▶ EXERCISE: Leave the pictures out. Return all other data exactly.

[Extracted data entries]
* * * *
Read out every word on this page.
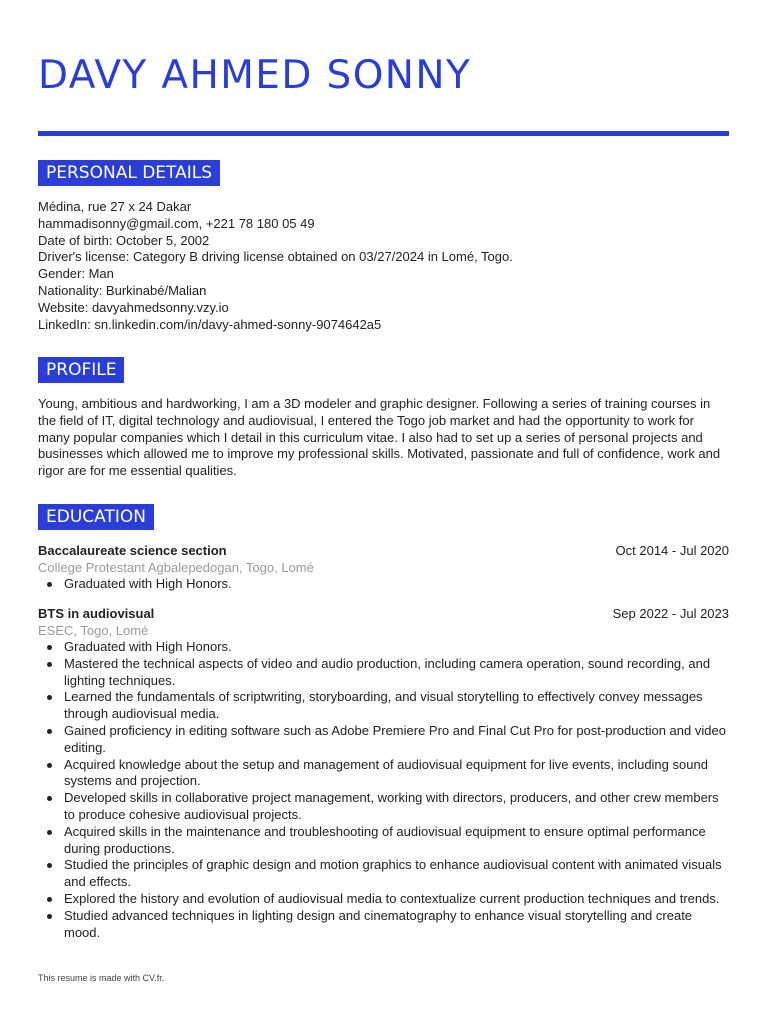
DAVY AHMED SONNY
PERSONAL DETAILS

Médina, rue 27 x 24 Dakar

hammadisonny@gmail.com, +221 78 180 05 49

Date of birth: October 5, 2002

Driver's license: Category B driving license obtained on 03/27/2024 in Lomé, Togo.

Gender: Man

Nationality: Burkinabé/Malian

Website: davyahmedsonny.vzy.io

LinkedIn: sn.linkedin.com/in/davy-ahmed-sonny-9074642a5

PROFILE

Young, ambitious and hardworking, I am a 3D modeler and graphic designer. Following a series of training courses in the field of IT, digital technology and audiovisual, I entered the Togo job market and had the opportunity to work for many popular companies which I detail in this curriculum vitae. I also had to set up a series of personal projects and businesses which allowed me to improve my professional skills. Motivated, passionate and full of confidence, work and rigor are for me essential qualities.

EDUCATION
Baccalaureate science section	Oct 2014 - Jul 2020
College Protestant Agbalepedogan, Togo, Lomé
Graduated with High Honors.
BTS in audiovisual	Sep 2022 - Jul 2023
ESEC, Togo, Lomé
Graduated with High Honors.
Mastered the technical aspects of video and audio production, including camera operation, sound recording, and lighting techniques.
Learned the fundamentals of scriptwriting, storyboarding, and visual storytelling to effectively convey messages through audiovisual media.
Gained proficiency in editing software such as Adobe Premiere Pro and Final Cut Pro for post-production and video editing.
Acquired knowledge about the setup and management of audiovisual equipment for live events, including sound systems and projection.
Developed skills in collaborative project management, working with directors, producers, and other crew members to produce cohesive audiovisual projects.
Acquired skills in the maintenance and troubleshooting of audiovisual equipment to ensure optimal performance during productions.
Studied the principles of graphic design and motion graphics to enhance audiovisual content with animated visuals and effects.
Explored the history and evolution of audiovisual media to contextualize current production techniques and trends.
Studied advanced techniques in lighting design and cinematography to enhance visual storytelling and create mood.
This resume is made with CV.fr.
* * * *
▶ RESPONSE TO THIS TASK:
Read out every word on this page.
DAVY AHMED SONNY
PERSONAL DETAILS

Médina, rue 27 x 24 Dakar

hammadisonny@gmail.com, +221 78 180 05 49

Date of birth: October 5, 2002

Driver's license: Category B driving license obtained on 03/27/2024 in Lomé, Togo.

Gender: Man

Nationality: Burkinabé/Malian

Website: davyahmedsonny.vzy.io

LinkedIn: sn.linkedin.com/in/davy-ahmed-sonny-9074642a5

PROFILE

Young, ambitious and hardworking, I am a 3D modeler and graphic designer. Following a series of training courses in the field of IT, digital technology and audiovisual, I entered the Togo job market and had the opportunity to work for many popular companies which I detail in this curriculum vitae. I also had to set up a series of personal projects and businesses which allowed me to improve my professional skills. Motivated, passionate and full of confidence, work and rigor are for me essential qualities.

EDUCATION
Baccalaureate science section	Oct 2014 - Jul 2020
College Protestant Agbalepedogan, Togo, Lomé
Graduated with High Honors.
BTS in audiovisual	Sep 2022 - Jul 2023
ESEC, Togo, Lomé
Graduated with High Honors.
Mastered the technical aspects of video and audio production, including camera operation, sound recording, and lighting techniques.
Learned the fundamentals of scriptwriting, storyboarding, and visual storytelling to effectively convey messages through audiovisual media.
Gained proficiency in editing software such as Adobe Premiere Pro and Final Cut Pro for post-production and video editing.
Acquired knowledge about the setup and management of audiovisual equipment for live events, including sound systems and projection.
Developed skills in collaborative project management, working with directors, producers, and other crew members to produce cohesive audiovisual projects.
Acquired skills in the maintenance and troubleshooting of audiovisual equipment to ensure optimal performance during productions.
Studied the principles of graphic design and motion graphics to enhance audiovisual content with animated visuals and effects.
Explored the history and evolution of audiovisual media to contextualize current production techniques and trends.
Studied advanced techniques in lighting design and cinematography to enhance visual storytelling and create mood.
This resume is made with CV.fr.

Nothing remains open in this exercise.